> **GOAL**:
Extract every line below, verbatim.

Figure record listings
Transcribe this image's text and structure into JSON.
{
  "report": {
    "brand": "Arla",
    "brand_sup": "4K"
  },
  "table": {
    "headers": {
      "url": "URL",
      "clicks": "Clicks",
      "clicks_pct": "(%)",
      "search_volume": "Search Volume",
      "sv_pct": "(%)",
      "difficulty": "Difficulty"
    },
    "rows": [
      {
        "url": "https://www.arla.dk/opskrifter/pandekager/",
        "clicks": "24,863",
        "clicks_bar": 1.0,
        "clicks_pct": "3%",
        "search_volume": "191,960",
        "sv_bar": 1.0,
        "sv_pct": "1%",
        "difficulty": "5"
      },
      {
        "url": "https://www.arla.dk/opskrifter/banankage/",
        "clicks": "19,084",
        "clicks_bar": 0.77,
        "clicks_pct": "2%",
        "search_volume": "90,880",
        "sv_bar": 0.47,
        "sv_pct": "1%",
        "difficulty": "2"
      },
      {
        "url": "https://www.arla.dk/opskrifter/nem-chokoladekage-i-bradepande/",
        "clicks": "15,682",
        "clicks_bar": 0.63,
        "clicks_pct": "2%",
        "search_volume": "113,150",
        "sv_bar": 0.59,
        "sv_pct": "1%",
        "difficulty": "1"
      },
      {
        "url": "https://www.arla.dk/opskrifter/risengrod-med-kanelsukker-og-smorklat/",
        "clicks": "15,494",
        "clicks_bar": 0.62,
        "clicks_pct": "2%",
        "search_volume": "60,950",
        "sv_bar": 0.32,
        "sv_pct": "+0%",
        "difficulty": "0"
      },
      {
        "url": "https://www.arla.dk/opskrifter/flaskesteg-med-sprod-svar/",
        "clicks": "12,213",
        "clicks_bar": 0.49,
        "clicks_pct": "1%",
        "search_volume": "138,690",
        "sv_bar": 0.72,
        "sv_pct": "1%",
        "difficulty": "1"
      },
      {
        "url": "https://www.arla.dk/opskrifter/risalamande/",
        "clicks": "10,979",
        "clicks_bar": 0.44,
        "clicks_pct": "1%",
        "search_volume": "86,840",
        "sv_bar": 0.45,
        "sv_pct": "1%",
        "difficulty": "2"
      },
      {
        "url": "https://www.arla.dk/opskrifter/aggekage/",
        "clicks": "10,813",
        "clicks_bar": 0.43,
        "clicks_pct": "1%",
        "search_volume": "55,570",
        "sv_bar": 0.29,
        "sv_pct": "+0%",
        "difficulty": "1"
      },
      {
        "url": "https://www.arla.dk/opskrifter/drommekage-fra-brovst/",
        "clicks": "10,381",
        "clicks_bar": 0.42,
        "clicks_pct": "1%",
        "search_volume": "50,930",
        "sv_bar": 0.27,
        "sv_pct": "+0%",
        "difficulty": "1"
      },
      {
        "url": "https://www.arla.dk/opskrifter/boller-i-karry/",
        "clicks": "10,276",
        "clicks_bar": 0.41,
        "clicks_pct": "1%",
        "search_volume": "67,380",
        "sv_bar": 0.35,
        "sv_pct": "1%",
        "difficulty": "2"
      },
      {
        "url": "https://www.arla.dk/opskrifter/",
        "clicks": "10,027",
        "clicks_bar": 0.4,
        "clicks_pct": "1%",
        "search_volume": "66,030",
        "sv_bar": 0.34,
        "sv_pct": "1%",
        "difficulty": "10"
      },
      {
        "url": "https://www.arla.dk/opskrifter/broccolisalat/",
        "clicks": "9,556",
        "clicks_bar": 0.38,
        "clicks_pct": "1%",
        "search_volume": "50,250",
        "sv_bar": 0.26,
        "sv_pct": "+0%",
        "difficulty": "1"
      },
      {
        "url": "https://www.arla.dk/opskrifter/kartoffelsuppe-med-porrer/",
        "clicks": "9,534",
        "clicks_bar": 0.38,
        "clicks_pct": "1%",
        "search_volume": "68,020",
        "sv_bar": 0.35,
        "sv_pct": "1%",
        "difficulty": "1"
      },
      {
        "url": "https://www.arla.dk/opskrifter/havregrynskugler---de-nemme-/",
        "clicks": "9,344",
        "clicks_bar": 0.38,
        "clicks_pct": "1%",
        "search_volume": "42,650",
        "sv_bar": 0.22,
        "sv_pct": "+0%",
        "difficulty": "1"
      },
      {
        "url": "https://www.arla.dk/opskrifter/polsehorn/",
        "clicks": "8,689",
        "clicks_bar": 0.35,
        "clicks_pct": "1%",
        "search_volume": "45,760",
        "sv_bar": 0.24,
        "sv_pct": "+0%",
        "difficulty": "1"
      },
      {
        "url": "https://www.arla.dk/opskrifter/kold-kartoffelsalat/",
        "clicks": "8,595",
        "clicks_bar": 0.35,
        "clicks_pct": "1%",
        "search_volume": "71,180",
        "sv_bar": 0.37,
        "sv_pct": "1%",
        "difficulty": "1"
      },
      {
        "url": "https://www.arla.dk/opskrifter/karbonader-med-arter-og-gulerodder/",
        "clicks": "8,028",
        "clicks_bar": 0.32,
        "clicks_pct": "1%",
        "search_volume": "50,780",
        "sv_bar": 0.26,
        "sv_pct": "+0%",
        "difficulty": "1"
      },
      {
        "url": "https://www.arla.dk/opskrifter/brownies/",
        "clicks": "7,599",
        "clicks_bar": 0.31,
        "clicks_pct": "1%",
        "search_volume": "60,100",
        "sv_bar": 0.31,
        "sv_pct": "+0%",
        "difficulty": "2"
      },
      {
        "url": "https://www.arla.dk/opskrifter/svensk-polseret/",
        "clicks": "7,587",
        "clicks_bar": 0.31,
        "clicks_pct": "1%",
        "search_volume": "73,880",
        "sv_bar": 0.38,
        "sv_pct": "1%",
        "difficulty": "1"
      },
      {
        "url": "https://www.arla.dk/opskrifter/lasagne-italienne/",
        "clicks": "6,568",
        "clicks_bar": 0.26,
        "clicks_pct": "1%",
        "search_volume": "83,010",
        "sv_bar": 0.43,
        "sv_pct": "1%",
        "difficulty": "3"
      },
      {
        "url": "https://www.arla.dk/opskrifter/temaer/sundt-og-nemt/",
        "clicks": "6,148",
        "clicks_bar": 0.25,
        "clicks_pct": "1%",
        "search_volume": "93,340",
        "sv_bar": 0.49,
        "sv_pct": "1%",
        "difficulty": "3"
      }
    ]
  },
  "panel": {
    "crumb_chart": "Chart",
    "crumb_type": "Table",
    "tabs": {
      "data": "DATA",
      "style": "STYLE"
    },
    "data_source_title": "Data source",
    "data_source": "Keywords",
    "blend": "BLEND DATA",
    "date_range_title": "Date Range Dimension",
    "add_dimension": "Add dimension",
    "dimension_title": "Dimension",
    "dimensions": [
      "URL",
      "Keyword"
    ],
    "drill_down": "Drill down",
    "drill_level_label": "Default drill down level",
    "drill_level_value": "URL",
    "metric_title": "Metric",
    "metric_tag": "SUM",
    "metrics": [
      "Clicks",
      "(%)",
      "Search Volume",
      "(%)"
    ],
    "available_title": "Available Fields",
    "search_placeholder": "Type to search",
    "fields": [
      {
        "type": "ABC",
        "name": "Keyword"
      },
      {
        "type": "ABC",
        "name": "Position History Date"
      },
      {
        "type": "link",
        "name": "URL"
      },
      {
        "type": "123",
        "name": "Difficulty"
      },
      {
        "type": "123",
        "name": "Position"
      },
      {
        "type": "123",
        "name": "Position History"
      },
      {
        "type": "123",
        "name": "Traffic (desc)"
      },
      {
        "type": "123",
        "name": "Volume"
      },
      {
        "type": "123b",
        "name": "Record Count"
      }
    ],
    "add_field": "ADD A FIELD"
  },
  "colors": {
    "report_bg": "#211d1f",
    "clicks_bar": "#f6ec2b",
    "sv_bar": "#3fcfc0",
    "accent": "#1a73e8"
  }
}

> **SOLUTION**:
Transcribe this image's text and structure into JSON.
{
  "report": {
    "brand": "Arla",
    "brand_sup": "4K"
  },
  "table": {
    "headers": {
      "url": "URL",
      "clicks": "Clicks",
      "clicks_pct": "(%)",
      "search_volume": "Search Volume",
      "sv_pct": "(%)",
      "difficulty": "Difficulty"
    },
    "rows": [
      {
        "url": "https://www.arla.dk/opskrifter/pandekager/",
        "clicks": "24,863",
        "clicks_bar": 1.0,
        "clicks_pct": "3%",
        "search_volume": "191,960",
        "sv_bar": 1.0,
        "sv_pct": "1%",
        "difficulty": "5"
      },
      {
        "url": "https://www.arla.dk/opskrifter/banankage/",
        "clicks": "19,084",
        "clicks_bar": 0.77,
        "clicks_pct": "2%",
        "search_volume": "90,880",
        "sv_bar": 0.47,
        "sv_pct": "1%",
        "difficulty": "2"
      },
      {
        "url": "https://www.arla.dk/opskrifter/nem-chokoladekage-i-bradepande/",
        "clicks": "15,682",
        "clicks_bar": 0.63,
        "clicks_pct": "2%",
        "search_volume": "113,150",
        "sv_bar": 0.59,
        "sv_pct": "1%",
        "difficulty": "1"
      },
      {
        "url": "https://www.arla.dk/opskrifter/risengrod-med-kanelsukker-og-smorklat/",
        "clicks": "15,494",
        "clicks_bar": 0.62,
        "clicks_pct": "2%",
        "search_volume": "60,950",
        "sv_bar": 0.32,
        "sv_pct": "+0%",
        "difficulty": "0"
      },
      {
        "url": "https://www.arla.dk/opskrifter/flaskesteg-med-sprod-svar/",
        "clicks": "12,213",
        "clicks_bar": 0.49,
        "clicks_pct": "1%",
        "search_volume": "138,690",
        "sv_bar": 0.72,
        "sv_pct": "1%",
        "difficulty": "1"
      },
      {
        "url": "https://www.arla.dk/opskrifter/risalamande/",
        "clicks": "10,979",
        "clicks_bar": 0.44,
        "clicks_pct": "1%",
        "search_volume": "86,840",
        "sv_bar": 0.45,
        "sv_pct": "1%",
        "difficulty": "2"
      },
      {
        "url": "https://www.arla.dk/opskrifter/aggekage/",
        "clicks": "10,813",
        "clicks_bar": 0.43,
        "clicks_pct": "1%",
        "search_volume": "55,570",
        "sv_bar": 0.29,
        "sv_pct": "+0%",
        "difficulty": "1"
      },
      {
        "url": "https://www.arla.dk/opskrifter/drommekage-fra-brovst/",
        "clicks": "10,381",
        "clicks_bar": 0.42,
        "clicks_pct": "1%",
        "search_volume": "50,930",
        "sv_bar": 0.27,
        "sv_pct": "+0%",
        "difficulty": "1"
      },
      {
        "url": "https://www.arla.dk/opskrifter/boller-i-karry/",
        "clicks": "10,276",
        "clicks_bar": 0.41,
        "clicks_pct": "1%",
        "search_volume": "67,380",
        "sv_bar": 0.35,
        "sv_pct": "1%",
        "difficulty": "2"
      },
      {
        "url": "https://www.arla.dk/opskrifter/",
        "clicks": "10,027",
        "clicks_bar": 0.4,
        "clicks_pct": "1%",
        "search_volume": "66,030",
        "sv_bar": 0.34,
        "sv_pct": "1%",
        "difficulty": "10"
      },
      {
        "url": "https://www.arla.dk/opskrifter/broccolisalat/",
        "clicks": "9,556",
        "clicks_bar": 0.38,
        "clicks_pct": "1%",
        "search_volume": "50,250",
        "sv_bar": 0.26,
        "sv_pct": "+0%",
        "difficulty": "1"
      },
      {
        "url": "https://www.arla.dk/opskrifter/kartoffelsuppe-med-porrer/",
        "clicks": "9,534",
        "clicks_bar": 0.38,
        "clicks_pct": "1%",
        "search_volume": "68,020",
        "sv_bar": 0.35,
        "sv_pct": "1%",
        "difficulty": "1"
      },
      {
        "url": "https://www.arla.dk/opskrifter/havregrynskugler---de-nemme-/",
        "clicks": "9,344",
        "clicks_bar": 0.38,
        "clicks_pct": "1%",
        "search_volume": "42,650",
        "sv_bar": 0.22,
        "sv_pct": "+0%",
        "difficulty": "1"
      },
      {
        "url": "https://www.arla.dk/opskrifter/polsehorn/",
        "clicks": "8,689",
        "clicks_bar": 0.35,
        "clicks_pct": "1%",
        "search_volume": "45,760",
        "sv_bar": 0.24,
        "sv_pct": "+0%",
        "difficulty": "1"
      },
      {
        "url": "https://www.arla.dk/opskrifter/kold-kartoffelsalat/",
        "clicks": "8,595",
        "clicks_bar": 0.35,
        "clicks_pct": "1%",
        "search_volume": "71,180",
        "sv_bar": 0.37,
        "sv_pct": "1%",
        "difficulty": "1"
      },
      {
        "url": "https://www.arla.dk/opskrifter/karbonader-med-arter-og-gulerodder/",
        "clicks": "8,028",
        "clicks_bar": 0.32,
        "clicks_pct": "1%",
        "search_volume": "50,780",
        "sv_bar": 0.26,
        "sv_pct": "+0%",
        "difficulty": "1"
      },
      {
        "url": "https://www.arla.dk/opskrifter/brownies/",
        "clicks": "7,599",
        "clicks_bar": 0.31,
        "clicks_pct": "1%",
        "search_volume": "60,100",
        "sv_bar": 0.31,
        "sv_pct": "+0%",
        "difficulty": "2"
      },
      {
        "url": "https://www.arla.dk/opskrifter/svensk-polseret/",
        "clicks": "7,587",
        "clicks_bar": 0.31,
        "clicks_pct": "1%",
        "search_volume": "73,880",
        "sv_bar": 0.38,
        "sv_pct": "1%",
        "difficulty": "1"
      },
      {
        "url": "https://www.arla.dk/opskrifter/lasagne-italienne/",
        "clicks": "6,568",
        "clicks_bar": 0.26,
        "clicks_pct": "1%",
        "search_volume": "83,010",
        "sv_bar": 0.43,
        "sv_pct": "1%",
        "difficulty": "3"
      },
      {
        "url": "https://www.arla.dk/opskrifter/temaer/sundt-og-nemt/",
        "clicks": "6,148",
        "clicks_bar": 0.25,
        "clicks_pct": "1%",
        "search_volume": "93,340",
        "sv_bar": 0.49,
        "sv_pct": "1%",
        "difficulty": "3"
      }
    ]
  },
  "panel": {
    "crumb_chart": "Chart",
    "crumb_type": "Table",
    "tabs": {
      "data": "DATA",
      "style": "STYLE"
    },
    "data_source_title": "Data source",
    "data_source": "Keywords",
    "blend": "BLEND DATA",
    "date_range_title": "Date Range Dimension",
    "add_dimension": "Add dimension",
    "dimension_title": "Dimension",
    "dimensions": [
      "URL",
      "Keyword"
    ],
    "drill_down": "Drill down",
    "drill_level_label": "Default drill down level",
    "drill_level_value": "URL",
    "metric_title": "Metric",
    "metric_tag": "SUM",
    "metrics": [
      "Clicks",
      "(%)",
      "Search Volume",
      "(%)"
    ],
    "available_title": "Available Fields",
    "search_placeholder": "Type to search",
    "fields": [
      {
        "type": "ABC",
        "name": "Keyword"
      },
      {
        "type": "ABC",
        "name": "Position History Date"
      },
      {
        "type": "link",
        "name": "URL"
      },
      {
        "type": "123",
        "name": "Difficulty"
      },
      {
        "type": "123",
        "name": "Position"
      },
      {
        "type": "123",
        "name": "Position History"
      },
      {
        "type": "123",
        "name": "Traffic (desc)"
      },
      {
        "type": "123",
        "name": "Volume"
      },
      {
        "type": "123b",
        "name": "Record Count"
      }
    ],
    "add_field": "ADD A FIELD"
  },
  "colors": {
    "report_bg": "#211d1f",
    "clicks_bar": "#f6ec2b",
    "sv_bar": "#3fcfc0",
    "accent": "#1a73e8"
  }
}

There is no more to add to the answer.